Records contained in a dataset

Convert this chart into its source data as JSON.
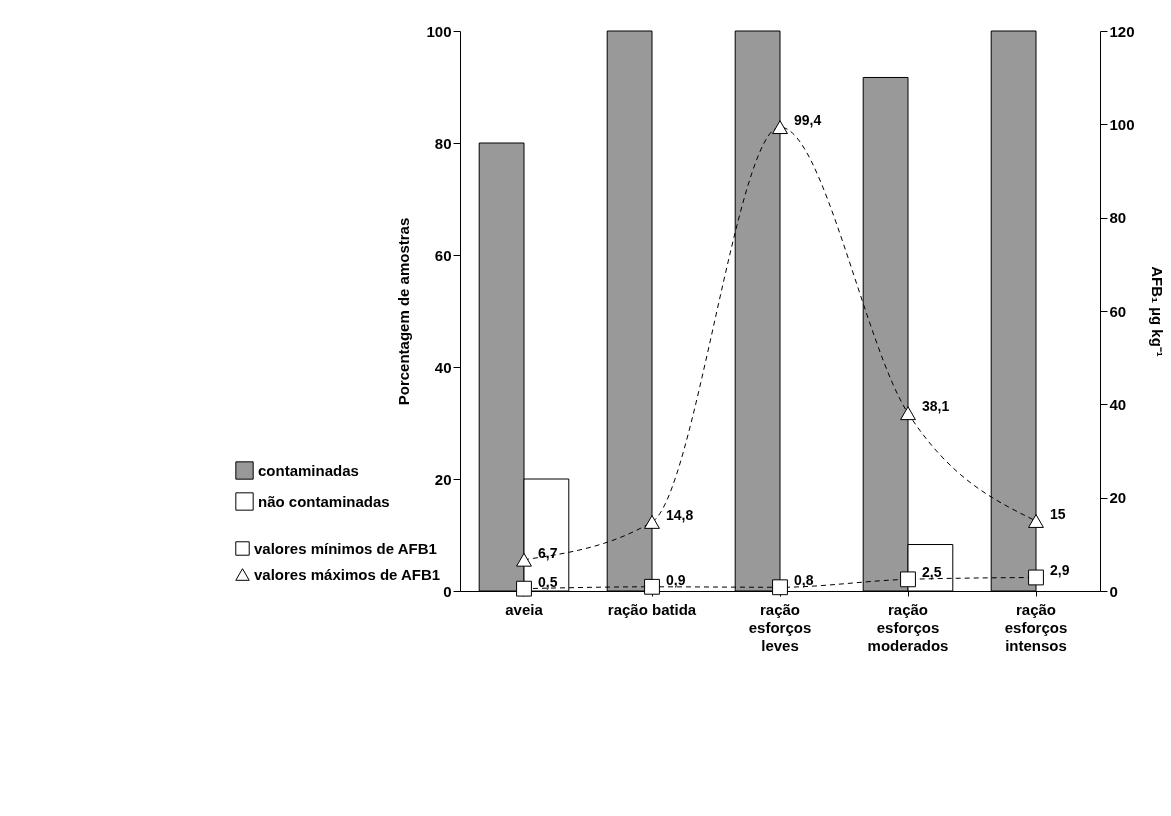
{
  "chart_data": {
    "type": "bar",
    "categories": [
      "aveia",
      "ração batida",
      "ração esforços leves",
      "ração esforços moderados",
      "ração esforços intensos"
    ],
    "ylabel": "Porcentagem de amostras",
    "y2label": "AFB₁ µg kg⁻¹",
    "ylim": [
      0,
      100
    ],
    "yticks": [
      0,
      20,
      40,
      60,
      80,
      100
    ],
    "y2lim": [
      0,
      120
    ],
    "y2ticks": [
      0,
      20,
      40,
      60,
      80,
      100,
      120
    ],
    "grid": false,
    "legend": "bottom left",
    "line_style": "dashed",
    "series": [
      {
        "name": "contaminadas",
        "type": "bar",
        "color": "#999999",
        "values": [
          80,
          100,
          100,
          91.7,
          100
        ]
      },
      {
        "name": "não contaminadas",
        "type": "bar",
        "color": "#ffffff",
        "values": [
          20,
          0,
          0,
          8.3,
          0
        ]
      },
      {
        "name": "valores mínimos de AFB1",
        "type": "line",
        "axis": "y2",
        "marker": "square",
        "color": "#000000",
        "values": [
          0.5,
          0.9,
          0.8,
          2.5,
          2.9
        ],
        "value_labels": [
          "0,5",
          "0,9",
          "0,8",
          "2,5",
          "2,9"
        ]
      },
      {
        "name": "valores máximos de AFB1",
        "type": "line",
        "axis": "y2",
        "marker": "triangle",
        "color": "#000000",
        "values": [
          6.7,
          14.8,
          99.4,
          38.1,
          15
        ],
        "value_labels": [
          "6,7",
          "14,8",
          "99,4",
          "38,1",
          "15"
        ]
      }
    ]
  }
}
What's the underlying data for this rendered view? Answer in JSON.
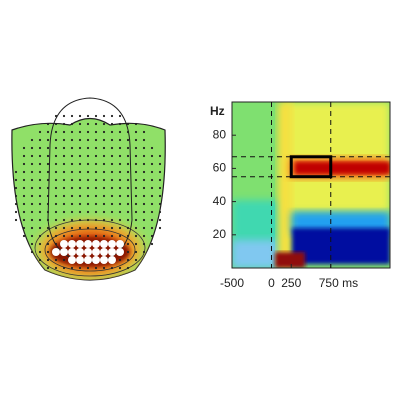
{
  "chart_data": {
    "type": "heatmap",
    "ylabel": "Hz",
    "xlim": [
      -500,
      1500
    ],
    "ylim": [
      0,
      100
    ],
    "xticks": [
      -500,
      0,
      250,
      {
        "value": 750,
        "label": "750 ms"
      }
    ],
    "yticks": [
      20,
      40,
      60,
      80
    ],
    "roi": {
      "x": [
        250,
        750
      ],
      "y": [
        55,
        67
      ]
    }
  }
}
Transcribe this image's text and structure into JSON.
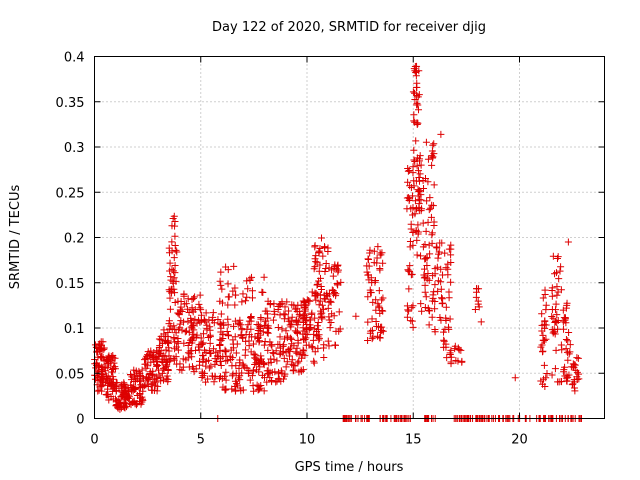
{
  "chart_data": {
    "type": "scatter",
    "title": "Day 122 of 2020, SRMTID for receiver djig",
    "xlabel": "GPS time / hours",
    "ylabel": "SRMTID / TECUs",
    "xlim": [
      0,
      24
    ],
    "ylim": [
      0,
      0.4
    ],
    "xticks": [
      0,
      5,
      10,
      15,
      20
    ],
    "xtick_labels": [
      "0",
      "5",
      "10",
      "15",
      "20"
    ],
    "yticks": [
      0,
      0.05,
      0.1,
      0.15,
      0.2,
      0.25,
      0.3,
      0.35,
      0.4
    ],
    "ytick_labels": [
      "0",
      "0.05",
      "0.1",
      "0.15",
      "0.2",
      "0.25",
      "0.3",
      "0.35",
      "0.4"
    ],
    "grid": true,
    "marker": "plus",
    "color": "#dd0000",
    "series": [
      {
        "name": "SRMTID",
        "clusters": [
          {
            "x": [
              0.0,
              0.5
            ],
            "y": [
              0.03,
              0.085
            ],
            "n": 70
          },
          {
            "x": [
              0.5,
              1.0
            ],
            "y": [
              0.02,
              0.07
            ],
            "n": 60
          },
          {
            "x": [
              1.0,
              1.6
            ],
            "y": [
              0.01,
              0.04
            ],
            "n": 60
          },
          {
            "x": [
              1.6,
              2.3
            ],
            "y": [
              0.015,
              0.055
            ],
            "n": 60
          },
          {
            "x": [
              2.3,
              3.0
            ],
            "y": [
              0.03,
              0.075
            ],
            "n": 60
          },
          {
            "x": [
              3.0,
              3.5
            ],
            "y": [
              0.04,
              0.1
            ],
            "n": 50
          },
          {
            "x": [
              3.5,
              4.0
            ],
            "y": [
              0.06,
              0.2
            ],
            "n": 60
          },
          {
            "x": [
              3.6,
              3.8
            ],
            "y": [
              0.19,
              0.225
            ],
            "n": 6
          },
          {
            "x": [
              4.0,
              5.0
            ],
            "y": [
              0.05,
              0.14
            ],
            "n": 80
          },
          {
            "x": [
              5.0,
              6.0
            ],
            "y": [
              0.04,
              0.12
            ],
            "n": 80
          },
          {
            "x": [
              6.0,
              7.0
            ],
            "y": [
              0.03,
              0.11
            ],
            "n": 70
          },
          {
            "x": [
              5.8,
              7.0
            ],
            "y": [
              0.12,
              0.17
            ],
            "n": 20
          },
          {
            "x": [
              7.0,
              8.0
            ],
            "y": [
              0.03,
              0.12
            ],
            "n": 80
          },
          {
            "x": [
              7.0,
              8.0
            ],
            "y": [
              0.13,
              0.16
            ],
            "n": 12
          },
          {
            "x": [
              8.0,
              9.0
            ],
            "y": [
              0.04,
              0.13
            ],
            "n": 80
          },
          {
            "x": [
              9.0,
              10.0
            ],
            "y": [
              0.05,
              0.13
            ],
            "n": 80
          },
          {
            "x": [
              9.8,
              10.8
            ],
            "y": [
              0.06,
              0.14
            ],
            "n": 70
          },
          {
            "x": [
              10.3,
              11.0
            ],
            "y": [
              0.13,
              0.2
            ],
            "n": 40
          },
          {
            "x": [
              11.0,
              11.6
            ],
            "y": [
              0.08,
              0.17
            ],
            "n": 40
          },
          {
            "x": [
              12.8,
              13.6
            ],
            "y": [
              0.085,
              0.19
            ],
            "n": 60
          },
          {
            "x": [
              14.7,
              15.0
            ],
            "y": [
              0.1,
              0.28
            ],
            "n": 40
          },
          {
            "x": [
              15.0,
              15.3
            ],
            "y": [
              0.18,
              0.39
            ],
            "n": 60
          },
          {
            "x": [
              15.3,
              16.0
            ],
            "y": [
              0.1,
              0.31
            ],
            "n": 70
          },
          {
            "x": [
              16.0,
              16.8
            ],
            "y": [
              0.06,
              0.2
            ],
            "n": 60
          },
          {
            "x": [
              16.9,
              17.3
            ],
            "y": [
              0.06,
              0.08
            ],
            "n": 10
          },
          {
            "x": [
              17.9,
              18.2
            ],
            "y": [
              0.1,
              0.145
            ],
            "n": 10
          },
          {
            "x": [
              21.0,
              21.3
            ],
            "y": [
              0.03,
              0.145
            ],
            "n": 30
          },
          {
            "x": [
              21.5,
              22.0
            ],
            "y": [
              0.04,
              0.18
            ],
            "n": 40
          },
          {
            "x": [
              22.0,
              22.4
            ],
            "y": [
              0.04,
              0.13
            ],
            "n": 30
          },
          {
            "x": [
              22.4,
              22.8
            ],
            "y": [
              0.03,
              0.07
            ],
            "n": 20
          },
          {
            "x": [
              11.7,
              13.0
            ],
            "y": [
              0.0,
              0.0
            ],
            "n": 30
          },
          {
            "x": [
              13.3,
              14.9
            ],
            "y": [
              0.0,
              0.0
            ],
            "n": 30
          },
          {
            "x": [
              15.5,
              16.1
            ],
            "y": [
              0.0,
              0.0
            ],
            "n": 12
          },
          {
            "x": [
              16.8,
              20.5
            ],
            "y": [
              0.0,
              0.0
            ],
            "n": 60
          },
          {
            "x": [
              20.8,
              23.0
            ],
            "y": [
              0.0,
              0.0
            ],
            "n": 30
          }
        ],
        "points": [
          {
            "x": 5.8,
            "y": 0.0
          },
          {
            "x": 12.3,
            "y": 0.113
          },
          {
            "x": 19.8,
            "y": 0.045
          },
          {
            "x": 16.3,
            "y": 0.314
          },
          {
            "x": 15.1,
            "y": 0.389
          },
          {
            "x": 22.3,
            "y": 0.195
          },
          {
            "x": 3.7,
            "y": 0.221
          }
        ]
      }
    ]
  }
}
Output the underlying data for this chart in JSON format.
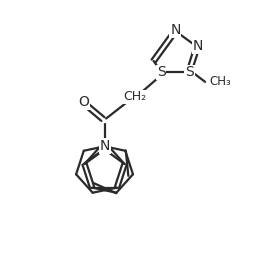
{
  "background": "#ffffff",
  "line_color": "#2a2a2a",
  "line_width": 1.6,
  "figsize": [
    2.78,
    2.72
  ],
  "dpi": 100,
  "xlim": [
    0,
    10
  ],
  "ylim": [
    0,
    10
  ]
}
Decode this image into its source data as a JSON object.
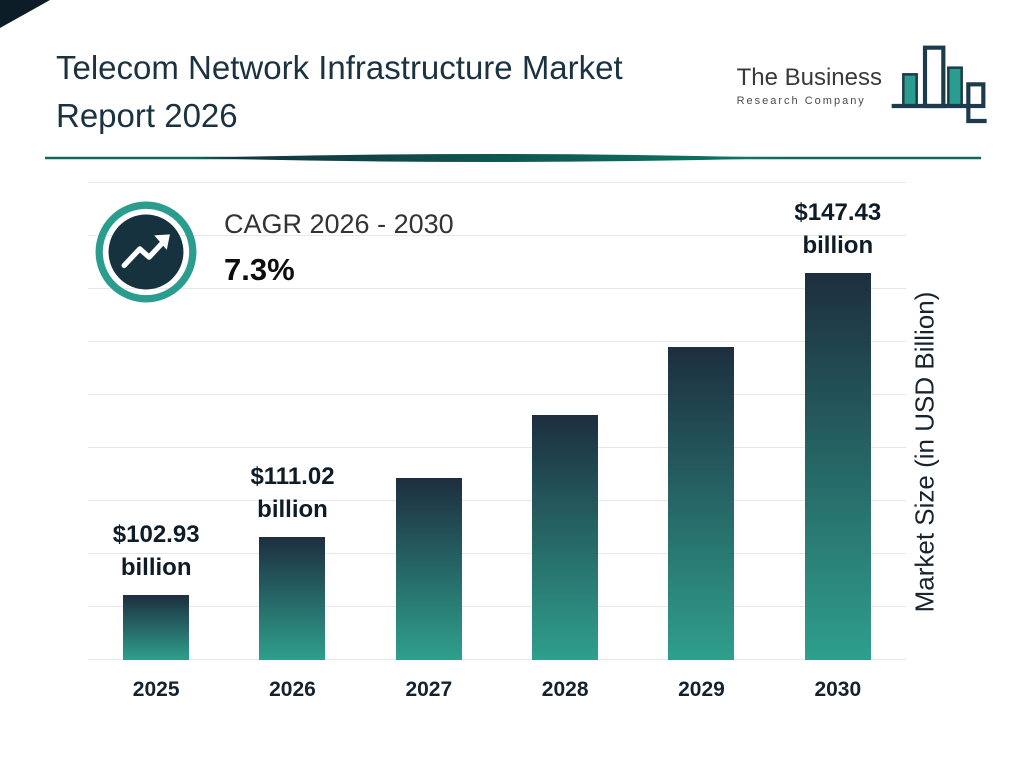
{
  "header": {
    "title_line1": "Telecom Network Infrastructure Market",
    "title_line2": "Report 2026"
  },
  "logo": {
    "line1": "The Business",
    "line2": "Research Company"
  },
  "cagr": {
    "label": "CAGR 2026 - 2030",
    "value": "7.3%"
  },
  "colors": {
    "accent_teal": "#2a9d8f",
    "dark_navy": "#16323e",
    "title_color": "#1b3340",
    "divider_teal": "#0d6b5b"
  },
  "chart_data": {
    "type": "bar",
    "title": "Telecom Network Infrastructure Market Report 2026",
    "categories": [
      "2025",
      "2026",
      "2027",
      "2028",
      "2029",
      "2030"
    ],
    "values": [
      102.93,
      111.02,
      119.12,
      127.82,
      137.15,
      147.43
    ],
    "value_labels": [
      "$102.93 billion",
      "$111.02 billion",
      null,
      null,
      null,
      "$147.43 billion"
    ],
    "xlabel": "",
    "ylabel": "Market Size (in USD Billion)",
    "ylim": [
      94,
      160
    ],
    "grid": true,
    "legend": false,
    "bar_color_top": "#1d2e3f",
    "bar_color_bottom": "#2f9f8d",
    "cagr_label": "CAGR 2026 - 2030",
    "cagr_value": "7.3%"
  }
}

■ **Task requirements**: Write the lines from the line containing "Decode this image" through the last line of the data out again exactly, and only those lines; pictures stay out.

■ **Solution to this problem**:
Decode this image into its source data as a JSON object.
{
  "header": {
    "title_line1": "Telecom Network Infrastructure Market",
    "title_line2": "Report 2026"
  },
  "logo": {
    "line1": "The Business",
    "line2": "Research Company"
  },
  "cagr": {
    "label": "CAGR 2026 - 2030",
    "value": "7.3%"
  },
  "colors": {
    "accent_teal": "#2a9d8f",
    "dark_navy": "#16323e",
    "title_color": "#1b3340",
    "divider_teal": "#0d6b5b"
  },
  "chart_data": {
    "type": "bar",
    "title": "Telecom Network Infrastructure Market Report 2026",
    "categories": [
      "2025",
      "2026",
      "2027",
      "2028",
      "2029",
      "2030"
    ],
    "values": [
      102.93,
      111.02,
      119.12,
      127.82,
      137.15,
      147.43
    ],
    "value_labels": [
      "$102.93 billion",
      "$111.02 billion",
      null,
      null,
      null,
      "$147.43 billion"
    ],
    "xlabel": "",
    "ylabel": "Market Size (in USD Billion)",
    "ylim": [
      94,
      160
    ],
    "grid": true,
    "legend": false,
    "bar_color_top": "#1d2e3f",
    "bar_color_bottom": "#2f9f8d",
    "cagr_label": "CAGR 2026 - 2030",
    "cagr_value": "7.3%"
  }
}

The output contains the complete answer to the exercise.